DATASET ENTRIES:
--- BEGIN ---
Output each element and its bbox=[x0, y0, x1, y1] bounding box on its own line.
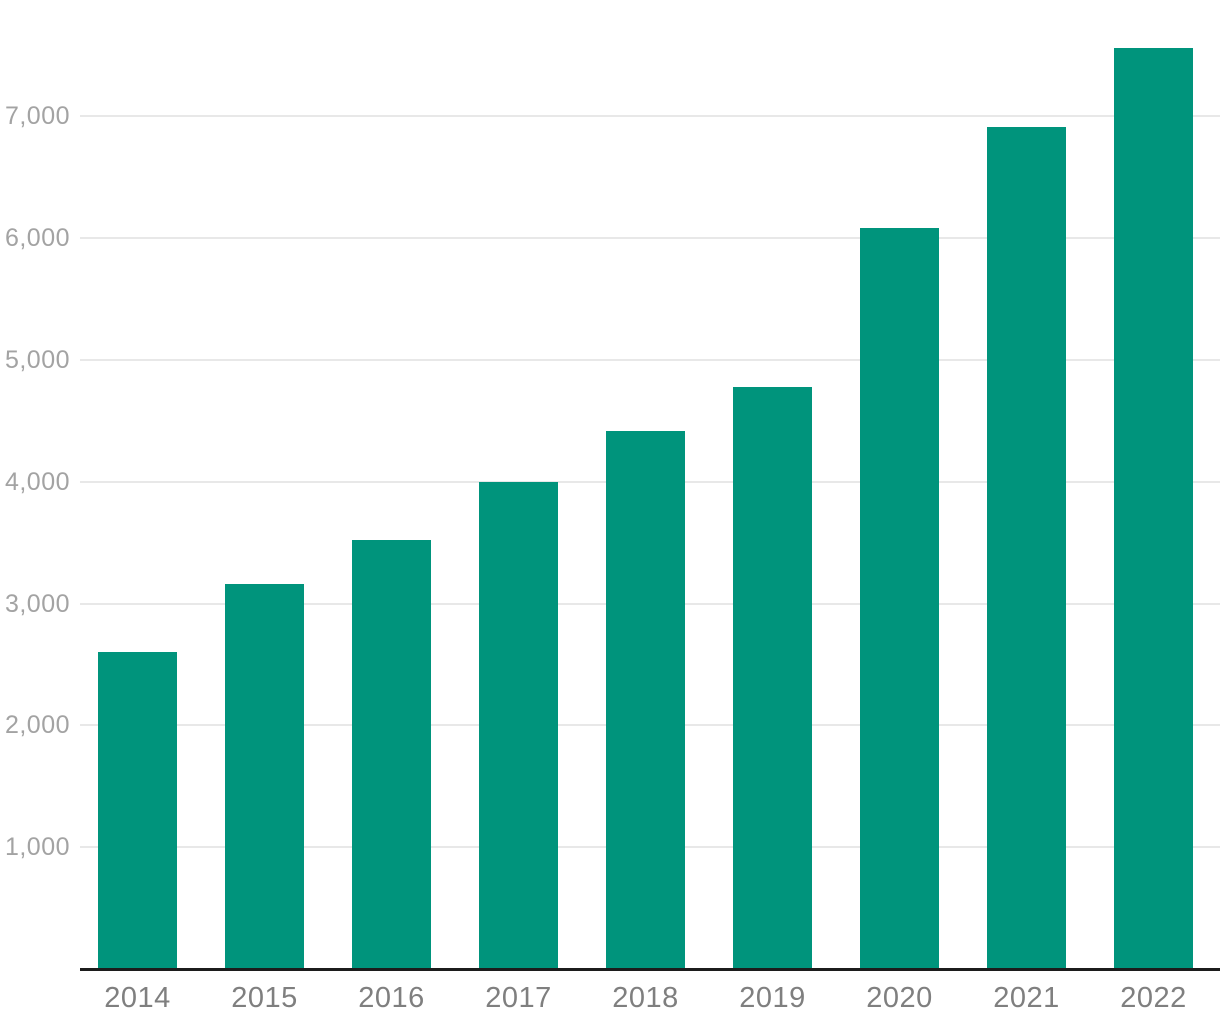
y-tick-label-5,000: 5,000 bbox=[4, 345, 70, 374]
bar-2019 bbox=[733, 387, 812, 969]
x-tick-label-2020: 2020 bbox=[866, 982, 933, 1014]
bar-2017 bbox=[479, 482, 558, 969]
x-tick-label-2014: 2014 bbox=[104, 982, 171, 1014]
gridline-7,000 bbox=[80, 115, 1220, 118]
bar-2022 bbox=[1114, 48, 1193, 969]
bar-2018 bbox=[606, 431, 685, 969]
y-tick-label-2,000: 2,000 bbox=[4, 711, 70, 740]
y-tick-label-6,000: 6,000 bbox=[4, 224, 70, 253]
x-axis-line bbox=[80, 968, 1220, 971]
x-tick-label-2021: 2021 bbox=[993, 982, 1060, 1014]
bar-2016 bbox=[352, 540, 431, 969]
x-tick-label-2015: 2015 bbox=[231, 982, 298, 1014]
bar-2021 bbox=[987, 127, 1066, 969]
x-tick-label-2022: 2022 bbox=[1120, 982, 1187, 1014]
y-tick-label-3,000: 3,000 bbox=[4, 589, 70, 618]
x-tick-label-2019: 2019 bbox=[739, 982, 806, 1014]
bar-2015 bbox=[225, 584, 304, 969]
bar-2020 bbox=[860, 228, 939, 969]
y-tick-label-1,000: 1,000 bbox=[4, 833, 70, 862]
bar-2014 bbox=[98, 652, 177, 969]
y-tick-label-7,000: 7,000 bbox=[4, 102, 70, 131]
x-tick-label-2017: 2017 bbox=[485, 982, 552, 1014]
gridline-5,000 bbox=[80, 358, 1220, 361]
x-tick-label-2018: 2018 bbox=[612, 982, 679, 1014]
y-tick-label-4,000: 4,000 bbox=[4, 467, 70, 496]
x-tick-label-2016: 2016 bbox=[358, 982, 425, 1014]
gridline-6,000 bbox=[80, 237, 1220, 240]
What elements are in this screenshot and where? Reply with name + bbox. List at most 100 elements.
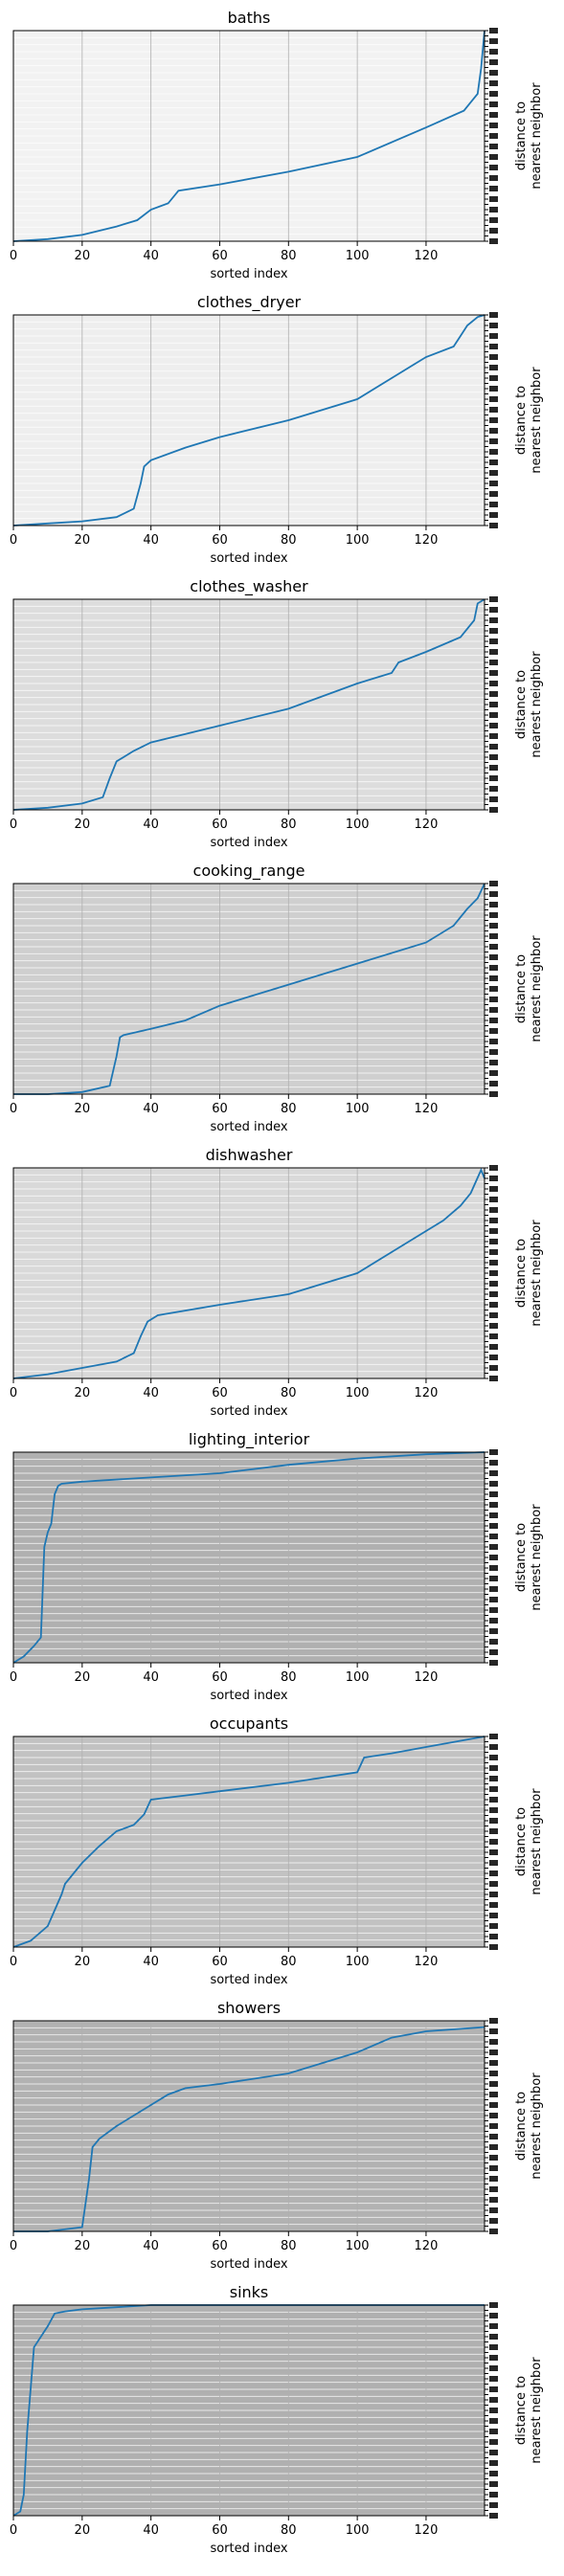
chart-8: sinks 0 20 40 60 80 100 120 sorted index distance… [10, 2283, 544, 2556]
--- END ---
WHAT IS REQUIRED:
Lay out the stretch from the line containing "y-tick-label-5,000: 5,000 bbox=[4, 345, 70, 374]" through the line containing "bar-2018 bbox=[606, 431, 685, 969]" as a numbered list, with any blank lines left out.

FULL RESPONSE:
1. y-tick-label-5,000: 5,000 bbox=[4, 345, 70, 374]
2. bar-2019 bbox=[733, 387, 812, 969]
3. x-tick-label-2020: 2020 bbox=[866, 982, 933, 1014]
4. bar-2017 bbox=[479, 482, 558, 969]
5. x-tick-label-2014: 2014 bbox=[104, 982, 171, 1014]
6. gridline-7,000 bbox=[80, 115, 1220, 118]
7. bar-2022 bbox=[1114, 48, 1193, 969]
8. bar-2018 bbox=[606, 431, 685, 969]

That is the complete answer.